Reproduce each line bearing the word "红船精神".

[Data items]
══════════════════════════════

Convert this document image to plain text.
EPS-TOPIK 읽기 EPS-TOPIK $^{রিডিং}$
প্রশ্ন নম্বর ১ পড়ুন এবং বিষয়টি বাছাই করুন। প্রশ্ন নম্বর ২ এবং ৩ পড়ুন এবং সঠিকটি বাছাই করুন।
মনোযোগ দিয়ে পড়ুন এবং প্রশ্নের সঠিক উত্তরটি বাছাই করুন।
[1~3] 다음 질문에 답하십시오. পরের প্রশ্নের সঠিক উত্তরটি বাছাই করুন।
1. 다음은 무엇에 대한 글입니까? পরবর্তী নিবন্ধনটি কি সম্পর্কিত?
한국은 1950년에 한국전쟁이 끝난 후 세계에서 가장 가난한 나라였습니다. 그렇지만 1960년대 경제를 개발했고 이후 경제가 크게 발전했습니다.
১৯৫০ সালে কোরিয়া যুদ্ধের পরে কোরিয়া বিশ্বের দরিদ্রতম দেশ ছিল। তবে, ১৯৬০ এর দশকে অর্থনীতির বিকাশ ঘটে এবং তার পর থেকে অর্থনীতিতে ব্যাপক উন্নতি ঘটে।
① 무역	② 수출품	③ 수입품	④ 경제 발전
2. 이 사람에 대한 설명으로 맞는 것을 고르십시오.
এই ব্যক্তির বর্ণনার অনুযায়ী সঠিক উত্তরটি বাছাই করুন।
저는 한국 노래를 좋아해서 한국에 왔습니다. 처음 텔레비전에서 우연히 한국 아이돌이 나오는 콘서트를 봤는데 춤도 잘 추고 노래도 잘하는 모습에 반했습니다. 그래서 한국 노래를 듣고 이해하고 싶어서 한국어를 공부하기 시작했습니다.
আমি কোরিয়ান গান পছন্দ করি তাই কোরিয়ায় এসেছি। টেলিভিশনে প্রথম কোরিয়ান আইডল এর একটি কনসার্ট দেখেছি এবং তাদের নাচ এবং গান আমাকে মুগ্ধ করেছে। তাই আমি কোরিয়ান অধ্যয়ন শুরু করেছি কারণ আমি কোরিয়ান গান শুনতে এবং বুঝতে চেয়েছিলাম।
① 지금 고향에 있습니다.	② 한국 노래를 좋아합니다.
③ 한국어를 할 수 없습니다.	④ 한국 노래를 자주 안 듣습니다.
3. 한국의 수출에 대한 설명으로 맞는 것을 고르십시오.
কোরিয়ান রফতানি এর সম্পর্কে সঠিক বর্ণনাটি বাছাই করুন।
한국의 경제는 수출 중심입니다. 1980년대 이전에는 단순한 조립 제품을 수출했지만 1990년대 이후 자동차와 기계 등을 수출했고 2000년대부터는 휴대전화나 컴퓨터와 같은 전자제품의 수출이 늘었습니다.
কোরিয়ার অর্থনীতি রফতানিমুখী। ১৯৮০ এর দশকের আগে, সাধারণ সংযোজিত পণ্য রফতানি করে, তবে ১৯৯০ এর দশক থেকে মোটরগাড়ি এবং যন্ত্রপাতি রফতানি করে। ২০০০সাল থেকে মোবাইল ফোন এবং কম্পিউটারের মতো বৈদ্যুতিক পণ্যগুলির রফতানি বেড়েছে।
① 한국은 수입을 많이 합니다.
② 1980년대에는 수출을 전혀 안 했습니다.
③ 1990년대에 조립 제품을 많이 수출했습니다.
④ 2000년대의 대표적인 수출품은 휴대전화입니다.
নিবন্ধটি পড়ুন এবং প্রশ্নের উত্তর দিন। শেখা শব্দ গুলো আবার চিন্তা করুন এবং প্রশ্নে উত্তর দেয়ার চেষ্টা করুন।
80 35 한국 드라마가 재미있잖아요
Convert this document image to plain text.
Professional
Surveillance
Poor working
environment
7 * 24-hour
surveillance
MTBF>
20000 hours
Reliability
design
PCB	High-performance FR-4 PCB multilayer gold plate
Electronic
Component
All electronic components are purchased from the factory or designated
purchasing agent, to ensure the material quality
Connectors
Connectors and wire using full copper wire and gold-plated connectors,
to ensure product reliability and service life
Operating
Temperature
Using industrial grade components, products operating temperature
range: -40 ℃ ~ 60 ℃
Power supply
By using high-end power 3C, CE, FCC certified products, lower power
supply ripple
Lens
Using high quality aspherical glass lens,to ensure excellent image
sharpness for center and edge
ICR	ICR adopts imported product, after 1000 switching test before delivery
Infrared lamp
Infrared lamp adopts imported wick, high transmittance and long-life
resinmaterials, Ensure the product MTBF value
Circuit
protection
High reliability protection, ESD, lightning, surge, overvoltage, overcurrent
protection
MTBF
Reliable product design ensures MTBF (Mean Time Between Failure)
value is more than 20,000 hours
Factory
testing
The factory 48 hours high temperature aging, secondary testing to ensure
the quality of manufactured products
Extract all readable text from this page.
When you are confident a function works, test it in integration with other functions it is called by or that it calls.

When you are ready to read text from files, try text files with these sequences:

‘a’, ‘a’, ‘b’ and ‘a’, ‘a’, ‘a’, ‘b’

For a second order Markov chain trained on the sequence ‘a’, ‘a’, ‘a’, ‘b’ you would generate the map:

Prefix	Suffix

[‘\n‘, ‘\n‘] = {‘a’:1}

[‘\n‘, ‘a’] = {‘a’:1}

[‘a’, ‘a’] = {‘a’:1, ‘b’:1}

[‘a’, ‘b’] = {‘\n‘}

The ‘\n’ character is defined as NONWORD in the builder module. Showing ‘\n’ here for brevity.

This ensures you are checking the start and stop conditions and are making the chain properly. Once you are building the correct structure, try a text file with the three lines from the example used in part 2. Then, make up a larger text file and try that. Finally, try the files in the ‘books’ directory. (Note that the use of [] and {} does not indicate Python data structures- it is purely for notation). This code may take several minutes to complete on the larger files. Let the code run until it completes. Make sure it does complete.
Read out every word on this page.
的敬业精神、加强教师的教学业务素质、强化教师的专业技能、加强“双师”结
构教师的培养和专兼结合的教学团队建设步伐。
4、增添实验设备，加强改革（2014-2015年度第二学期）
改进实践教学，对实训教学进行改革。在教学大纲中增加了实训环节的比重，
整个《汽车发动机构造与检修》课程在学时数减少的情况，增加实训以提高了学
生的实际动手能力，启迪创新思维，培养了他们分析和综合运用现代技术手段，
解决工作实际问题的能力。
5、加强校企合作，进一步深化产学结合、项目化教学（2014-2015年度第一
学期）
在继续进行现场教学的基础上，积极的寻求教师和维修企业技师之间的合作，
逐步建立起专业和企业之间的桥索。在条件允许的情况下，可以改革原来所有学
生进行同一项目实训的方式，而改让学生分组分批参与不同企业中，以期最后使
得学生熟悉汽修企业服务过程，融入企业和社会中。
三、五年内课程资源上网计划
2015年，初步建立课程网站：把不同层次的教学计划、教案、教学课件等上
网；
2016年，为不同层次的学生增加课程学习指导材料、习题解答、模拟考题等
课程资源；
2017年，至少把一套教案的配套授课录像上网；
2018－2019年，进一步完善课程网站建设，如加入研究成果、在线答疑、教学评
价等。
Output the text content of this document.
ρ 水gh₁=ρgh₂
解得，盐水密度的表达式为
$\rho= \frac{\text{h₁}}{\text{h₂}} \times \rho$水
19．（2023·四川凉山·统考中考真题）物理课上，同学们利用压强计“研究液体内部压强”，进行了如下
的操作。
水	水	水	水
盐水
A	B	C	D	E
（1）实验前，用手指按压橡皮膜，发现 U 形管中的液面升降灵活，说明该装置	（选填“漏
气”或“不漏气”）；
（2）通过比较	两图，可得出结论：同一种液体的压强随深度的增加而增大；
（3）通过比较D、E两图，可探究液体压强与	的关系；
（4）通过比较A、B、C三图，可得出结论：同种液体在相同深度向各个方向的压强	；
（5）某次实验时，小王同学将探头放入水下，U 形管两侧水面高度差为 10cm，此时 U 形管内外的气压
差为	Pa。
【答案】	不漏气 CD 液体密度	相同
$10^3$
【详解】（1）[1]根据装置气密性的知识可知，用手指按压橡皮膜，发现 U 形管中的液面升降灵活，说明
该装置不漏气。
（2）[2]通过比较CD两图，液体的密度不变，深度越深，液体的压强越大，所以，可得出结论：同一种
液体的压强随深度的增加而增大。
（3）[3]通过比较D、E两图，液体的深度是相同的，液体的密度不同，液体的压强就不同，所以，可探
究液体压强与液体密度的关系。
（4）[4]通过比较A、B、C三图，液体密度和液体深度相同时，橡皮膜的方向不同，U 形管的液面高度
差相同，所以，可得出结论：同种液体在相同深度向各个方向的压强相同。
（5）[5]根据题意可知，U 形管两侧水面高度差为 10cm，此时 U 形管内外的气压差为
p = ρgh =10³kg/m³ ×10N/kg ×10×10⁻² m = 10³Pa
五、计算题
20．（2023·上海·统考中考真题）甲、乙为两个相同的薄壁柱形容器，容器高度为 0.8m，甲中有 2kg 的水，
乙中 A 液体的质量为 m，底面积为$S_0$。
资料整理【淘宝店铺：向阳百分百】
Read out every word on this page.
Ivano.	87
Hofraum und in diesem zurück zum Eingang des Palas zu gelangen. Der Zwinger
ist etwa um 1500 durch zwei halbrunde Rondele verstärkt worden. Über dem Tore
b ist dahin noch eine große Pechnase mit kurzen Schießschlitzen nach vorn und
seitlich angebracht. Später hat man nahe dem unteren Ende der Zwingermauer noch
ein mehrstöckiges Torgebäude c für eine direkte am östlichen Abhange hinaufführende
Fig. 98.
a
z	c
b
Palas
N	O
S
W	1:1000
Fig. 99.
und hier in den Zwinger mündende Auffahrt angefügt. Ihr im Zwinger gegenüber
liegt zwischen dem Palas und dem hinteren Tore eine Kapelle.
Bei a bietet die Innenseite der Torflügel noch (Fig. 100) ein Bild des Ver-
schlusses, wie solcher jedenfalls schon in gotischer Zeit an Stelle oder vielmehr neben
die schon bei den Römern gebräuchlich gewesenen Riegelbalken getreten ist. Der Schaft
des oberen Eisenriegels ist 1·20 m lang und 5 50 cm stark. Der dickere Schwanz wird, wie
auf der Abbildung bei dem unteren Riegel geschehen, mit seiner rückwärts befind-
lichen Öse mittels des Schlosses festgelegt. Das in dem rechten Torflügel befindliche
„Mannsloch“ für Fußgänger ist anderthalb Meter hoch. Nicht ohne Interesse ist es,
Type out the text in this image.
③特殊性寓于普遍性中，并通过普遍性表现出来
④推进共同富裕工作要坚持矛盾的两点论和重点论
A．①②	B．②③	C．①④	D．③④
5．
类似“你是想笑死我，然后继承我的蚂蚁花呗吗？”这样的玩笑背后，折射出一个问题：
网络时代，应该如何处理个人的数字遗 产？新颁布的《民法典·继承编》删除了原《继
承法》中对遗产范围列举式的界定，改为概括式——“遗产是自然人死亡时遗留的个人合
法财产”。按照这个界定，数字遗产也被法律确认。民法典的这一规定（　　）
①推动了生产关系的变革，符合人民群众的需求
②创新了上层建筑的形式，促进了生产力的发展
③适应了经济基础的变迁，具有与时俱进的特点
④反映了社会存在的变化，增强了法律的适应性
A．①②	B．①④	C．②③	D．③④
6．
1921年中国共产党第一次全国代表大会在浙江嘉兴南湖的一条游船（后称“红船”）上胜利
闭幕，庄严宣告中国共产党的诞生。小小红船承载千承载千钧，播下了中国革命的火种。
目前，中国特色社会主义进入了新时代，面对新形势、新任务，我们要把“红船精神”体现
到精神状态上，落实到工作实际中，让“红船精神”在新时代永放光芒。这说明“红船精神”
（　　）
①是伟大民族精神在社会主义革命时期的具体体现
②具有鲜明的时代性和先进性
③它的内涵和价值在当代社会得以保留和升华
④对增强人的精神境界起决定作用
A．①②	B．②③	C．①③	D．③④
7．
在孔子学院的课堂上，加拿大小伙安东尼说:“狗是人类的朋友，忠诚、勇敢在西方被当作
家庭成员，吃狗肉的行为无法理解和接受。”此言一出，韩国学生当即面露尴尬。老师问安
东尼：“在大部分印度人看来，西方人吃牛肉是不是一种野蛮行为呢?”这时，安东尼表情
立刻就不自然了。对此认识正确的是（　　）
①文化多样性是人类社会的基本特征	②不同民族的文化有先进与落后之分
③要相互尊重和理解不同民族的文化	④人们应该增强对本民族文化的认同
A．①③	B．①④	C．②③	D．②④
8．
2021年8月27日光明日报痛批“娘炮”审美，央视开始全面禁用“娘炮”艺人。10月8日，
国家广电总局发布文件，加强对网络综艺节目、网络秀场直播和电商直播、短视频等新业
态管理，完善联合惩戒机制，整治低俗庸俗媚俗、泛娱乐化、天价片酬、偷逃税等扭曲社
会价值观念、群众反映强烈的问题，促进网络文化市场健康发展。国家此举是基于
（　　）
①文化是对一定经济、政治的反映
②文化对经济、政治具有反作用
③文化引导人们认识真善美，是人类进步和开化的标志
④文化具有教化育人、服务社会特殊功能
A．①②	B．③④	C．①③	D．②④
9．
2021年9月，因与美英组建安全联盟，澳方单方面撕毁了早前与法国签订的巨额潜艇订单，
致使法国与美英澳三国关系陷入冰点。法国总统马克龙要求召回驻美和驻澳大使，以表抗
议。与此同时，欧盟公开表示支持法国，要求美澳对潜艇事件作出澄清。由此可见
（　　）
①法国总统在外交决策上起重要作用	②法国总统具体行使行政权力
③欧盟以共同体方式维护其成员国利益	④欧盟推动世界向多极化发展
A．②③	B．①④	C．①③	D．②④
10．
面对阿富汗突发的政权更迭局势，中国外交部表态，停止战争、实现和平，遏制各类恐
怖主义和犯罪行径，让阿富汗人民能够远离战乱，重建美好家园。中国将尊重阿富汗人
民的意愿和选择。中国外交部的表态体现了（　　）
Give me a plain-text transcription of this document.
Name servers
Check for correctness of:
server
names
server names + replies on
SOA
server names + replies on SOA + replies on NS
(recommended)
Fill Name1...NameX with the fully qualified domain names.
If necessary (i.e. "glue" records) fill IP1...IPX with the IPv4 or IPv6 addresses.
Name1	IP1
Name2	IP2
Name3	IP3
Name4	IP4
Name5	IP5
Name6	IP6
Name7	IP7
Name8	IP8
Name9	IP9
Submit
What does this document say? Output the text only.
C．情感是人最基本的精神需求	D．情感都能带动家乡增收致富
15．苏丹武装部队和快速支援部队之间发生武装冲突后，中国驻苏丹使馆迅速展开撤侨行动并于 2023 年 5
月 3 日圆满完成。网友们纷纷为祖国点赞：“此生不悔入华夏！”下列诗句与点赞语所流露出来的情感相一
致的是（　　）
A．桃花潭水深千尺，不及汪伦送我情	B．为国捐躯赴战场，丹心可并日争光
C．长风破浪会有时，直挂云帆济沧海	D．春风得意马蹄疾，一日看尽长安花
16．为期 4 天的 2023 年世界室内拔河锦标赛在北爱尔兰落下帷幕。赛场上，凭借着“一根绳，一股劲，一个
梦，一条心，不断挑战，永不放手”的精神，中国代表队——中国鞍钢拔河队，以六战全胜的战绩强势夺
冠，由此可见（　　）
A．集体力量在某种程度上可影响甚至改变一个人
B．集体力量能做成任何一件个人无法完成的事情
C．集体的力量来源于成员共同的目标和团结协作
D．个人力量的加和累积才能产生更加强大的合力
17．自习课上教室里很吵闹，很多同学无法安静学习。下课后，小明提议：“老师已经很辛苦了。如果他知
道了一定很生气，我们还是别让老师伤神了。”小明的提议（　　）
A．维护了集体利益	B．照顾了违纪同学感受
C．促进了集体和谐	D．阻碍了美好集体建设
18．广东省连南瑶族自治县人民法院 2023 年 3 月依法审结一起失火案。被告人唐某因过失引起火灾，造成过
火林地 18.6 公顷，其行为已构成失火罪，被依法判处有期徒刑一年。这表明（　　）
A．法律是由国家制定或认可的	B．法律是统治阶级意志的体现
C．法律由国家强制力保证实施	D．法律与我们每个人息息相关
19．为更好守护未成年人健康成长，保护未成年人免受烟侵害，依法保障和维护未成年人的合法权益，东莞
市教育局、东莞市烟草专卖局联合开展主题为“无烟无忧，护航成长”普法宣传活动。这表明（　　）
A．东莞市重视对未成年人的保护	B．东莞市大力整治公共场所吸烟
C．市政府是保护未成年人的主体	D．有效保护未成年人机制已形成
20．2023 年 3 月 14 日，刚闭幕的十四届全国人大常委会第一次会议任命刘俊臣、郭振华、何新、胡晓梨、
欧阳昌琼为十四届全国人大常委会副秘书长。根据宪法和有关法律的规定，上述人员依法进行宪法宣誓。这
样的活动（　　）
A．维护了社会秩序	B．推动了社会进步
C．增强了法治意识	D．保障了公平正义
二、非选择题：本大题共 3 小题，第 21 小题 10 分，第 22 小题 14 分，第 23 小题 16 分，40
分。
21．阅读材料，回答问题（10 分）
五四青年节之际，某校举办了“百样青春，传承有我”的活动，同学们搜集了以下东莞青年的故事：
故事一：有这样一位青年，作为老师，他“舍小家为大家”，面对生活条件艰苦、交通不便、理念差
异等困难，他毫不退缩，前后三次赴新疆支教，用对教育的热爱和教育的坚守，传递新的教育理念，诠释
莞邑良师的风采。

══════════════════════════════

▸ EXERCISE RESPONSE
目前，中国特色社会主义进入了新时代，面对新形势、新任务，我们要把“红船精神”体现
到精神状态上，落实到工作实际中，让“红船精神”在新时代永放光芒。这说明“红船精神”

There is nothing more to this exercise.